*GIVEN INSTRUCTION*.
Retype the material that follows, keeping every word as it is.

(Data entries for graphics)

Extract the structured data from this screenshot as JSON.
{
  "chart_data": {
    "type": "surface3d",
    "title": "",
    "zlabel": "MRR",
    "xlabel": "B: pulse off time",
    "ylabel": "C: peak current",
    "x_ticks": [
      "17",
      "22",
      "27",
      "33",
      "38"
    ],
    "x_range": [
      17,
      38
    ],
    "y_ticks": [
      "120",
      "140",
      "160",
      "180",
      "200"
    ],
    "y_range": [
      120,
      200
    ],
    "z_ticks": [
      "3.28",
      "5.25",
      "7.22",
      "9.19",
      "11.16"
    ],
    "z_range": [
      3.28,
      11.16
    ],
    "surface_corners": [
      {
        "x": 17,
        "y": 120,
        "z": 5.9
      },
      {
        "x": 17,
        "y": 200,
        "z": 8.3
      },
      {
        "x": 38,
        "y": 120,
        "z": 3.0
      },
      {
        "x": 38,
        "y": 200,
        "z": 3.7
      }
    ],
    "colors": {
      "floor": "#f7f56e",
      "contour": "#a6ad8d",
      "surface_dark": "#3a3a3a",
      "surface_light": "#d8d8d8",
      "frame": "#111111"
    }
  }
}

*RIGHT ANSWER*.
Extract the structured data from this screenshot as JSON.
{
  "chart_data": {
    "type": "surface3d",
    "title": "",
    "zlabel": "MRR",
    "xlabel": "B: pulse off time",
    "ylabel": "C: peak current",
    "x_ticks": [
      "17",
      "22",
      "27",
      "33",
      "38"
    ],
    "x_range": [
      17,
      38
    ],
    "y_ticks": [
      "120",
      "140",
      "160",
      "180",
      "200"
    ],
    "y_range": [
      120,
      200
    ],
    "z_ticks": [
      "3.28",
      "5.25",
      "7.22",
      "9.19",
      "11.16"
    ],
    "z_range": [
      3.28,
      11.16
    ],
    "surface_corners": [
      {
        "x": 17,
        "y": 120,
        "z": 5.9
      },
      {
        "x": 17,
        "y": 200,
        "z": 8.3
      },
      {
        "x": 38,
        "y": 120,
        "z": 3.0
      },
      {
        "x": 38,
        "y": 200,
        "z": 3.7
      }
    ],
    "colors": {
      "floor": "#f7f56e",
      "contour": "#a6ad8d",
      "surface_dark": "#3a3a3a",
      "surface_light": "#d8d8d8",
      "frame": "#111111"
    }
  }
}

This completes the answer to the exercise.